- Problems and tasks -
- 1) According to the ordinance text, what is the minimum bond or security amount for a tower or other support structure?
- 2) Please reproduce the ordinance text from "A transfer, assignment" to "and performance security.".
- 3) Decide whether each statement agrees with the ordinance text, answering yes or no and quoting the words that settle it. (a) Written notice to the city must come not fewer than thirty business days before an intended transfer of the permit. (b) The bond may be released as soon as the tower is built. (c) The bond amount reflects a five percent annual cost escalator.

The extent and parameters of a special use permit or administrative authorization for a facility or complex shall be as follows:
(A)
Such special use permit or administrative authorization shall not be assigned, transferred or conveyed without the express prior written notification to the city, such notice to be not fewer than thirty (30) business days prior to the intended assignment, transfer or conveyance.
(B)
A transfer, assignment or other conveyance of the special use permit or administrative authorization shall require the written commitment of the proposed new holder of the special use permit or administrative authorization to abide by all applicable laws, rules and regulations, including but not limited to this ordinance.
6-53-19.
Removal and performance security.
(A)
Removal and performance: The applicant and the owner of record of any proposed new tower or other support structure or complex shall, at its sole cost and expense, be required to execute and file with the city a bond or other form of security that is acceptable to the city as to the type of security and the form and manner of execution, in an amount of at least seventy-five thousand dollars ($75,000.00) for a tower or other support structure and with such sureties as are deemed adequate by the city to assure the faithful performance of the terms and conditions of this section and conditions of anyspecial use permit issued pursuant to this section. The full amount of the bond or security shall remain in full force and effect throughout the term of the special use permit and/or until any necessary site restoration is completed to restore the site to a condition comparable to that, which existed prior to the issuance of the original special use permit. The amount of the bond is, in part, determined by the current cost of demolition, removal and site restoration multiplied by the compounding or cumulative effect of a three (3) percent annual cost escalator over a thirty (30) year projected useful life of the structure.
(B)

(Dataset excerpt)
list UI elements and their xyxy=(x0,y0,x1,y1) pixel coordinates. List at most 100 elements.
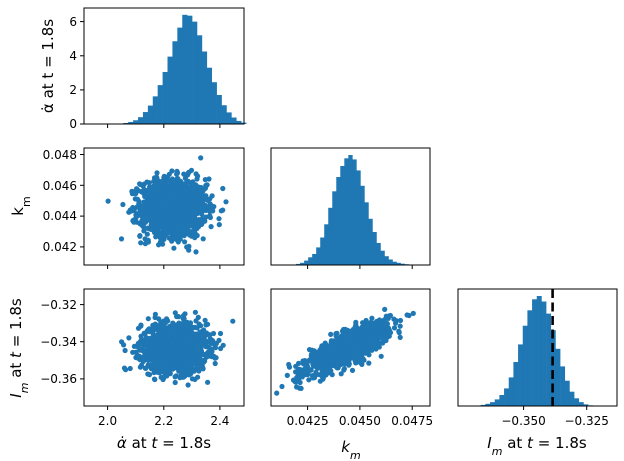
scatter-point xyxy=(348,339,354,345)
y-axis-alpha-dot-hist: 0 2 4 6 xyxy=(69,15,84,131)
scatter-point xyxy=(200,236,206,242)
scatter-point xyxy=(410,310,416,316)
histogram-bar xyxy=(560,366,566,406)
x-tick-label: 2.0 xyxy=(98,414,117,428)
scatter-point xyxy=(153,211,159,217)
scatter-point xyxy=(342,342,348,348)
scatter-point xyxy=(139,337,145,343)
scatter-point xyxy=(196,321,202,327)
scatter-point xyxy=(138,212,144,218)
scatter-point xyxy=(352,324,358,330)
scatter-point xyxy=(207,214,213,221)
scatter-point xyxy=(347,353,353,359)
scatter-point xyxy=(158,357,164,363)
scatter-point xyxy=(197,221,203,227)
scatter-point xyxy=(181,186,187,192)
x-ticks xyxy=(107,265,221,269)
scatter-point xyxy=(397,317,404,324)
scatter-point xyxy=(197,333,203,339)
panel-alpha-dot-vs-km: 0.048 0.046 0.044 0.042 km xyxy=(9,147,245,269)
scatter-point xyxy=(200,201,206,207)
panel-km-vs-im: 0.0425 0.0450 0.0475 km xyxy=(270,288,433,461)
scatter-point xyxy=(171,344,178,350)
histogram-bar xyxy=(147,105,154,124)
scatter-point xyxy=(184,244,190,250)
scatter-point xyxy=(284,372,290,378)
scatter-point xyxy=(120,201,126,208)
scatter-point xyxy=(179,342,186,348)
scatter-point xyxy=(193,249,199,255)
scatter-point xyxy=(163,220,169,227)
scatter-point xyxy=(127,365,133,372)
scatter-point xyxy=(194,176,200,182)
scatter-point xyxy=(145,237,151,243)
scatter-point xyxy=(397,334,403,340)
scatter-point xyxy=(138,240,144,246)
x-axis-km: 0.0425 0.0450 0.0475 xyxy=(287,406,433,428)
scatter-point xyxy=(203,193,209,199)
scatter-point xyxy=(152,311,158,317)
scatter-point xyxy=(189,376,195,382)
scatter-point xyxy=(137,233,143,239)
scatter-point xyxy=(305,369,311,375)
y-axis-label-im: Im at t = 1.8s xyxy=(7,298,31,398)
histogram-bar xyxy=(364,202,369,265)
scatter-point xyxy=(146,188,152,195)
scatter-point xyxy=(202,185,208,191)
scatter-point xyxy=(223,199,229,205)
histogram-bar xyxy=(569,391,575,406)
scatter-point xyxy=(171,363,177,370)
scatter-point xyxy=(171,245,177,251)
scatter-point xyxy=(180,370,186,377)
scatter-point xyxy=(161,173,167,179)
histogram-bar xyxy=(400,263,405,265)
scatter-point xyxy=(151,376,158,382)
histogram-bar xyxy=(352,159,357,265)
x-tick-label: 0.0450 xyxy=(339,414,381,428)
histogram-bar xyxy=(211,82,217,124)
histogram-bar xyxy=(308,257,313,265)
scatter-point xyxy=(170,339,176,345)
scatter-point xyxy=(137,364,143,370)
scatter-point xyxy=(193,191,199,197)
histogram-bar xyxy=(578,402,584,406)
histogram-bar xyxy=(332,191,337,265)
scatter-point xyxy=(353,351,359,358)
scatter-point xyxy=(169,330,175,336)
histogram-bar xyxy=(494,399,500,406)
scatter-point xyxy=(338,349,344,355)
scatter-point xyxy=(146,372,153,378)
scatter-point xyxy=(382,306,388,312)
histogram-bar xyxy=(490,402,496,406)
scatter-point xyxy=(146,336,152,342)
scatter-point xyxy=(172,374,178,380)
scatter-point xyxy=(334,340,340,346)
y-tick-label: 4 xyxy=(69,49,77,63)
histogram-bar xyxy=(162,71,168,124)
scatter-point xyxy=(164,214,170,220)
scatter-point xyxy=(342,356,348,362)
scatter-point xyxy=(148,204,154,210)
scatter-point xyxy=(334,330,340,336)
scatter-point xyxy=(216,222,222,228)
histogram-bar xyxy=(177,27,183,124)
scatter-point xyxy=(384,320,390,326)
scatter-point xyxy=(194,232,200,239)
x-axis-label-alpha-dot: α̇ at t = 1.8s xyxy=(117,434,211,452)
scatter-point xyxy=(317,361,323,367)
scatter-point xyxy=(166,333,172,340)
histogram-bar xyxy=(574,398,580,406)
scatter-point xyxy=(366,360,372,366)
scatter-point xyxy=(207,196,213,202)
histogram-bar xyxy=(133,120,139,124)
scatter-point xyxy=(385,325,392,331)
scatter-point xyxy=(210,338,216,344)
scatter-point xyxy=(172,183,178,189)
scatter-point xyxy=(137,341,143,347)
histogram-bar xyxy=(206,67,213,124)
scatter-point xyxy=(142,330,148,336)
scatter-point xyxy=(383,313,389,319)
histogram-bar xyxy=(392,261,397,265)
scatter-point xyxy=(208,224,214,230)
scatter-point xyxy=(360,355,366,362)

- Outputs in order -
- 1) At least seventy-five thousand dollars ($75,000.00).

- 2)
A transfer, assignment or other conveyance of the special use permit or administrative authorization shall require the written commitment of the proposed new holder of the special use permit or administrative authorization to abide by all applicable laws, rules and regulations, including but not limited to this ordinance.
6-53-19.
Removal and performance security.

- 3)
(a) Yes: "such notice to be not fewer than thirty (30) business days prior to the intended assignment, transfer or conveyance."
(b) No: "The full amount of the bond or security shall remain in full force and effect throughout the term of the special use permit."
(c) No: "a three (3) percent annual cost escalator."